-- Start EXTRACT PROVIDED --

Definitely, but bootstrapping a language is quite a lot of work. Makes a lot of sense to build the "Stage 0" compiler using O'Caml or Haskell (which are excellent languages with good libs for building compilers).

If it catches on, I'm sure this project will eventually become self-hosting.


Many modern high-level languages use some kind of VM (most notably Clojure and V8). This is a means to provide a JIT, do runtime optimizations, and garbage collection. AOT means that you don't have a chance to do anything about the generated code at runtime. That said, the startup time of a monster like JVM is definitely problematic; the approach I'm taking is a thin VM.


> Many modern high-level languages use some kind of VM

I don't think this is a good approach and it's very nice to see projects like yours that try to shift the paradigm. LLVM can provide many of the benefits of bytecode based VMs, yet give efficient native code in the end.

How did you go about the GC? Did you grab a GC from somewhere else or build your own? Did you use LLVM shadow stacks and/or GC annotations? I guess Lisp is a lot easier to build a GC for than other languages.

-- End EXTRACT PROVIDED --

▶ SET OF TASKS:
1/ Translate this sentence from the thread on compilers and VMs into Spanish: "If it catches on, I'm sure this project will eventually become self-hosting."
2/ According to the thread on compilers and VMs, what things is a VM a means to provide? Name them all.
3/ Carry on the thread on compilers and VMs, starting after its final sentence.

-- Start SUPPLIED MATERIAL --

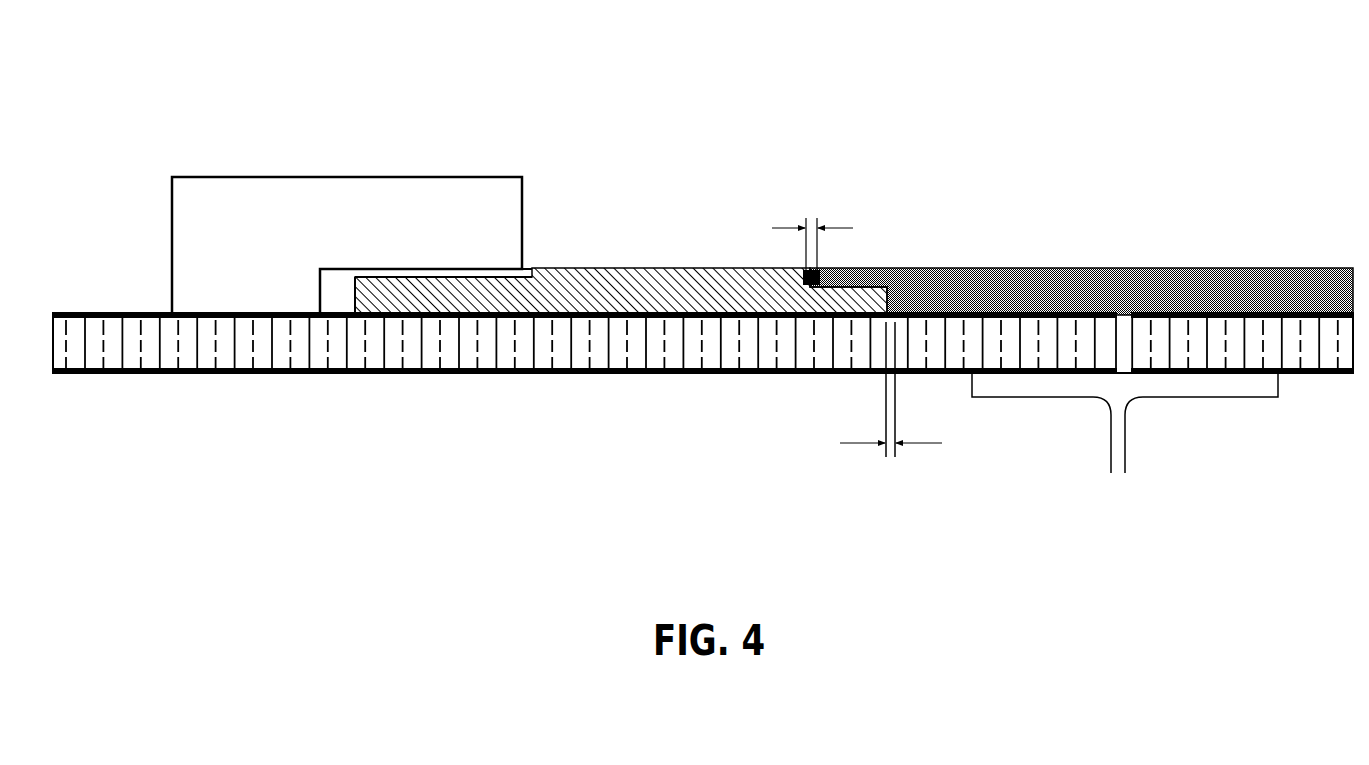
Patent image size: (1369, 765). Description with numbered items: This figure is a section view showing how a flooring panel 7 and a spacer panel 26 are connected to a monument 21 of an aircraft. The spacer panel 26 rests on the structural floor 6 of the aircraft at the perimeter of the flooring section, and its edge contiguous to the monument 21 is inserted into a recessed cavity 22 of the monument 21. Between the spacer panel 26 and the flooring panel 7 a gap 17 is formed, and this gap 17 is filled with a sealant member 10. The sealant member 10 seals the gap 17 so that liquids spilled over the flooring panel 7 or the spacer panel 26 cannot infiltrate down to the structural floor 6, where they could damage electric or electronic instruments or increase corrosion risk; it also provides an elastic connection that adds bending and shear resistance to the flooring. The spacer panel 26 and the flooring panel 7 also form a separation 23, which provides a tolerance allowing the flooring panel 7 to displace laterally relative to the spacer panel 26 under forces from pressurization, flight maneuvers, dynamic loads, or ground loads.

The structural floor 6 is at (100, 311).
The monument 21 is at (222, 174).
The recessed cavity 22 is at (341, 304).
The spacer panel 26 is at (662, 244).
The flooring panel 7 is at (1129, 240).
The gap 17 is at (810, 212).
The sealant member 10 is at (820, 256).
The separation 23 is at (890, 460).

-- End SUPPLIED MATERIAL --

▶ PER-TASK OUTPUTS:
1/ Si se populariza, estoy seguro de que este proyecto acabará siendo autoalojado.

2/ A JIT, runtime optimizations, and garbage collection.

3/
There are many promises VMs should give, performance, safety and security but in practice not a lot of those promises were ever fulfilled. Performance can be on-par with native code in the best case but usually 2-10x behind, safety may be a bit better but we still get crashes because of incorrect memory use and the Oracle JVM has had more zero day vulnerabilities than any other software I can name. I think it's time to move on.


One issue with the current state of affairs with VM runtimes is that most developers without compiler developer knowledge, now think memory safe runtimes == VM.

I really think Java did a left turn there, by not providing native compilers as part of the standard toolchain.

At least .NET has NGEN and now will get .NET Native compilers as well.

Yes, Sun/Oracle JVM had quite a few security vulnerabilities, but many were caused by the native code in the VM stack. While others were indeed caused by real bugs in library code. Still way less exploits that in C and friends.

Besides that was one JVM, there are plenty of others out there which share 0% implementation with Oracle's.


The plan is to eventually stick with LLVM MCJIT with custom optimizations. There's really no point in producing an AOT binary.

I don't do GC yet.

I suspect it happens because the VM becomes too large and complex for anyone to debug.


Are you doing some fancy region analysis (e.g., like in Harlan) instead of GC?


> I need interoperability with native libs, JVM is just a hindrance for me.

Have you checked out CFFI/Common Lisp ? I've heard Chicken Scheme and Bigloo are also quite good when it comes to this.


Actually, there's a hidden motive behind not targeting Clojure: the eventual plan is to allow Elisp-like mutability so it can be used to build an Emacs-like editor.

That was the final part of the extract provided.